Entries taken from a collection
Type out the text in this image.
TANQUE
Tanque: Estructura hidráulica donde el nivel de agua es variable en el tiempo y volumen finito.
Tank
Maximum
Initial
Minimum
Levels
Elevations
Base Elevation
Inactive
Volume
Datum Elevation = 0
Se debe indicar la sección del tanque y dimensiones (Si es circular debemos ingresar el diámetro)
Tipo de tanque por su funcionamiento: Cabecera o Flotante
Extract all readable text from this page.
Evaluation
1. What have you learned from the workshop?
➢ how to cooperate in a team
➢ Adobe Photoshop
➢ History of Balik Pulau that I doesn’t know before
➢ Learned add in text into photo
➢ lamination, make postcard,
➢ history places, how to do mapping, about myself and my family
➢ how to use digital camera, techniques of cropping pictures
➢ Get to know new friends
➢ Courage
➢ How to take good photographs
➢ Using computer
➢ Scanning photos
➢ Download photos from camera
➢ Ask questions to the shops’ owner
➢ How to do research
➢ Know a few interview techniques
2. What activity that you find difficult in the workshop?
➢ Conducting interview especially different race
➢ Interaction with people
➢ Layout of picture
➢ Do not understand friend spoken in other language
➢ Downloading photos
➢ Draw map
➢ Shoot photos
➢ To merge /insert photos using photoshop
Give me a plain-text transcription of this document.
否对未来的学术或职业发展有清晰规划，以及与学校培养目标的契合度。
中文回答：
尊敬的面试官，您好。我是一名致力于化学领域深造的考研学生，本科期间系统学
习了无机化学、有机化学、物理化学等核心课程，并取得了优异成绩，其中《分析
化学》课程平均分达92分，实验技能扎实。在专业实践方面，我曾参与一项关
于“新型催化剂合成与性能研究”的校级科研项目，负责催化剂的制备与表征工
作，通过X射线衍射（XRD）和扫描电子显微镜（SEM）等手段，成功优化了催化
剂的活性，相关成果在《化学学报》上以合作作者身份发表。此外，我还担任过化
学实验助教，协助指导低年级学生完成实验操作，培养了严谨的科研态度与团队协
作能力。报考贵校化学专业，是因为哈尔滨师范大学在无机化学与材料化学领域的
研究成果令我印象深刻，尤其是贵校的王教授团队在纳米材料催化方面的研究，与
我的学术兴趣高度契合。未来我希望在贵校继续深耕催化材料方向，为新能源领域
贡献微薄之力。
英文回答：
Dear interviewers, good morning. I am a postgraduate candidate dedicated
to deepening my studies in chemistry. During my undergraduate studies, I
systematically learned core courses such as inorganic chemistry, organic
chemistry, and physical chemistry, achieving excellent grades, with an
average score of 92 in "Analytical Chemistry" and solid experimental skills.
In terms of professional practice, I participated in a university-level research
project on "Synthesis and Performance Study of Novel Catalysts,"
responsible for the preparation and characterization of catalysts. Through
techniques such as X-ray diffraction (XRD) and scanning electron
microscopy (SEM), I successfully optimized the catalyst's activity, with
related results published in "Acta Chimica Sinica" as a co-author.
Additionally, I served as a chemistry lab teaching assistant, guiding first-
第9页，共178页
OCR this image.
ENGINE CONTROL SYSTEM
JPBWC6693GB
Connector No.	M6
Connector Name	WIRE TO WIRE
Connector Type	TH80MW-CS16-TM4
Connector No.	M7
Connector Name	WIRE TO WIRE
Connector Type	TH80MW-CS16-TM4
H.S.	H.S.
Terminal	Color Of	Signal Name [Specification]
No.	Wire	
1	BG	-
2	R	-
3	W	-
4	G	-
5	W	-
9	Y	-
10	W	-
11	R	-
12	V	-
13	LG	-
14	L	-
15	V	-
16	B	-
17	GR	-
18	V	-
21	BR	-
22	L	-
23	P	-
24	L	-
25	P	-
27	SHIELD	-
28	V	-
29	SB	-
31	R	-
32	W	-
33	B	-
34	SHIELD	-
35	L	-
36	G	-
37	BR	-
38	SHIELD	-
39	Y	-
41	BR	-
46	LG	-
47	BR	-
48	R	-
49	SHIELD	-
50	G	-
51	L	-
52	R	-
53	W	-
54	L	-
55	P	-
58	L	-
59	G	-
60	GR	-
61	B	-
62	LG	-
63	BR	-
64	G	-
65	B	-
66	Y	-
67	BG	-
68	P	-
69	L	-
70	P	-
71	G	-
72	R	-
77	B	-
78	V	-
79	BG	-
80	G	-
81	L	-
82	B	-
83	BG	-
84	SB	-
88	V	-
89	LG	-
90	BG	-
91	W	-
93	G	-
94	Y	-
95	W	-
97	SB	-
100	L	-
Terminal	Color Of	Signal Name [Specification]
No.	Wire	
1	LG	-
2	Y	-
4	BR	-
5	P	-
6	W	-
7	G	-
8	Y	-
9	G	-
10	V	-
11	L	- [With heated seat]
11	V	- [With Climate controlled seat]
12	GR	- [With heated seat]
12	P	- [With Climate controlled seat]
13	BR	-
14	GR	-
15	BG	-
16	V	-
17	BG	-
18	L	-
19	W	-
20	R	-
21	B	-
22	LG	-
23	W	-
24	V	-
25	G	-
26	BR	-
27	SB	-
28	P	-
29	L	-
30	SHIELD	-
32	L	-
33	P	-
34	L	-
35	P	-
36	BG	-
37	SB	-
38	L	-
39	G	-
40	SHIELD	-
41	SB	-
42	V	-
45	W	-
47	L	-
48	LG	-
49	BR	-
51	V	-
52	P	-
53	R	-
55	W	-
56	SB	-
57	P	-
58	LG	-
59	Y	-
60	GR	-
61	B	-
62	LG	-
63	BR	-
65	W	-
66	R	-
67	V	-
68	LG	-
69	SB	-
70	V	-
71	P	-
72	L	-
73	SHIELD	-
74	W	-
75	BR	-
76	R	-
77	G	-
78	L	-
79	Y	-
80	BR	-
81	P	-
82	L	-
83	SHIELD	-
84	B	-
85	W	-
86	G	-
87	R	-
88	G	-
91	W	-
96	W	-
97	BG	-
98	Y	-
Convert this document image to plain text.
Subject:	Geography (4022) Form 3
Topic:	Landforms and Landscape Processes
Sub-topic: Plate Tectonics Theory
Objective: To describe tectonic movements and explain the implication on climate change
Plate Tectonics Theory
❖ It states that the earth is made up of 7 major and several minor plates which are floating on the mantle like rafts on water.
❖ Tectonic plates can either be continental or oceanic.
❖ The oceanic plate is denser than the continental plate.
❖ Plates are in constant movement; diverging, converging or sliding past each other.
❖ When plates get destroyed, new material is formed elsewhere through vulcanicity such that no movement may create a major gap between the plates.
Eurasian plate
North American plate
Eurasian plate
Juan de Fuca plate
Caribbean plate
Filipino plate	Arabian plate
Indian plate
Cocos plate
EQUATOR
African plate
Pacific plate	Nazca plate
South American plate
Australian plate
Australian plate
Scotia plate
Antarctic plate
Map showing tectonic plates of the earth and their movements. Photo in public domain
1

TASK OBJECTIVE: Output all of the data again, exactly.

EXERCISE OUTPUT:
Type out the text in this image.
TANQUE
Tanque: Estructura hidráulica donde el nivel de agua es variable en el tiempo y volumen finito.
Tank
Maximum
Initial
Minimum
Levels
Elevations
Base Elevation
Inactive
Volume
Datum Elevation = 0
Se debe indicar la sección del tanque y dimensiones (Si es circular debemos ingresar el diámetro)
Tipo de tanque por su funcionamiento: Cabecera o Flotante
Extract all readable text from this page.
Evaluation
1. What have you learned from the workshop?
➢ how to cooperate in a team
➢ Adobe Photoshop
➢ History of Balik Pulau that I doesn’t know before
➢ Learned add in text into photo
➢ lamination, make postcard,
➢ history places, how to do mapping, about myself and my family
➢ how to use digital camera, techniques of cropping pictures
➢ Get to know new friends
➢ Courage
➢ How to take good photographs
➢ Using computer
➢ Scanning photos
➢ Download photos from camera
➢ Ask questions to the shops’ owner
➢ How to do research
➢ Know a few interview techniques
2. What activity that you find difficult in the workshop?
➢ Conducting interview especially different race
➢ Interaction with people
➢ Layout of picture
➢ Do not understand friend spoken in other language
➢ Downloading photos
➢ Draw map
➢ Shoot photos
➢ To merge /insert photos using photoshop
Give me a plain-text transcription of this document.
否对未来的学术或职业发展有清晰规划，以及与学校培养目标的契合度。
中文回答：
尊敬的面试官，您好。我是一名致力于化学领域深造的考研学生，本科期间系统学
习了无机化学、有机化学、物理化学等核心课程，并取得了优异成绩，其中《分析
化学》课程平均分达92分，实验技能扎实。在专业实践方面，我曾参与一项关
于“新型催化剂合成与性能研究”的校级科研项目，负责催化剂的制备与表征工
作，通过X射线衍射（XRD）和扫描电子显微镜（SEM）等手段，成功优化了催化
剂的活性，相关成果在《化学学报》上以合作作者身份发表。此外，我还担任过化
学实验助教，协助指导低年级学生完成实验操作，培养了严谨的科研态度与团队协
作能力。报考贵校化学专业，是因为哈尔滨师范大学在无机化学与材料化学领域的
研究成果令我印象深刻，尤其是贵校的王教授团队在纳米材料催化方面的研究，与
我的学术兴趣高度契合。未来我希望在贵校继续深耕催化材料方向，为新能源领域
贡献微薄之力。
英文回答：
Dear interviewers, good morning. I am a postgraduate candidate dedicated
to deepening my studies in chemistry. During my undergraduate studies, I
systematically learned core courses such as inorganic chemistry, organic
chemistry, and physical chemistry, achieving excellent grades, with an
average score of 92 in "Analytical Chemistry" and solid experimental skills.
In terms of professional practice, I participated in a university-level research
project on "Synthesis and Performance Study of Novel Catalysts,"
responsible for the preparation and characterization of catalysts. Through
techniques such as X-ray diffraction (XRD) and scanning electron
microscopy (SEM), I successfully optimized the catalyst's activity, with
related results published in "Acta Chimica Sinica" as a co-author.
Additionally, I served as a chemistry lab teaching assistant, guiding first-
第9页，共178页
OCR this image.
ENGINE CONTROL SYSTEM
JPBWC6693GB
Connector No.	M6
Connector Name	WIRE TO WIRE
Connector Type	TH80MW-CS16-TM4
Connector No.	M7
Connector Name	WIRE TO WIRE
Connector Type	TH80MW-CS16-TM4
H.S.	H.S.
Terminal	Color Of	Signal Name [Specification]
No.	Wire	
1	BG	-
2	R	-
3	W	-
4	G	-
5	W	-
9	Y	-
10	W	-
11	R	-
12	V	-
13	LG	-
14	L	-
15	V	-
16	B	-
17	GR	-
18	V	-
21	BR	-
22	L	-
23	P	-
24	L	-
25	P	-
27	SHIELD	-
28	V	-
29	SB	-
31	R	-
32	W	-
33	B	-
34	SHIELD	-
35	L	-
36	G	-
37	BR	-
38	SHIELD	-
39	Y	-
41	BR	-
46	LG	-
47	BR	-
48	R	-
49	SHIELD	-
50	G	-
51	L	-
52	R	-
53	W	-
54	L	-
55	P	-
58	L	-
59	G	-
60	GR	-
61	B	-
62	LG	-
63	BR	-
64	G	-
65	B	-
66	Y	-
67	BG	-
68	P	-
69	L	-
70	P	-
71	G	-
72	R	-
77	B	-
78	V	-
79	BG	-
80	G	-
81	L	-
82	B	-
83	BG	-
84	SB	-
88	V	-
89	LG	-
90	BG	-
91	W	-
93	G	-
94	Y	-
95	W	-
97	SB	-
100	L	-
Terminal	Color Of	Signal Name [Specification]
No.	Wire	
1	LG	-
2	Y	-
4	BR	-
5	P	-
6	W	-
7	G	-
8	Y	-
9	G	-
10	V	-
11	L	- [With heated seat]
11	V	- [With Climate controlled seat]
12	GR	- [With heated seat]
12	P	- [With Climate controlled seat]
13	BR	-
14	GR	-
15	BG	-
16	V	-
17	BG	-
18	L	-
19	W	-
20	R	-
21	B	-
22	LG	-
23	W	-
24	V	-
25	G	-
26	BR	-
27	SB	-
28	P	-
29	L	-
30	SHIELD	-
32	L	-
33	P	-
34	L	-
35	P	-
36	BG	-
37	SB	-
38	L	-
39	G	-
40	SHIELD	-
41	SB	-
42	V	-
45	W	-
47	L	-
48	LG	-
49	BR	-
51	V	-
52	P	-
53	R	-
55	W	-
56	SB	-
57	P	-
58	LG	-
59	Y	-
60	GR	-
61	B	-
62	LG	-
63	BR	-
65	W	-
66	R	-
67	V	-
68	LG	-
69	SB	-
70	V	-
71	P	-
72	L	-
73	SHIELD	-
74	W	-
75	BR	-
76	R	-
77	G	-
78	L	-
79	Y	-
80	BR	-
81	P	-
82	L	-
83	SHIELD	-
84	B	-
85	W	-
86	G	-
87	R	-
88	G	-
91	W	-
96	W	-
97	BG	-
98	Y	-
Convert this document image to plain text.
Subject:	Geography (4022) Form 3
Topic:	Landforms and Landscape Processes
Sub-topic: Plate Tectonics Theory
Objective: To describe tectonic movements and explain the implication on climate change
Plate Tectonics Theory
❖ It states that the earth is made up of 7 major and several minor plates which are floating on the mantle like rafts on water.
❖ Tectonic plates can either be continental or oceanic.
❖ The oceanic plate is denser than the continental plate.
❖ Plates are in constant movement; diverging, converging or sliding past each other.
❖ When plates get destroyed, new material is formed elsewhere through vulcanicity such that no movement may create a major gap between the plates.
Eurasian plate
North American plate
Eurasian plate
Juan de Fuca plate
Caribbean plate
Filipino plate	Arabian plate
Indian plate
Cocos plate
EQUATOR
African plate
Pacific plate	Nazca plate
South American plate
Australian plate
Australian plate
Scotia plate
Antarctic plate
Map showing tectonic plates of the earth and their movements. Photo in public domain
1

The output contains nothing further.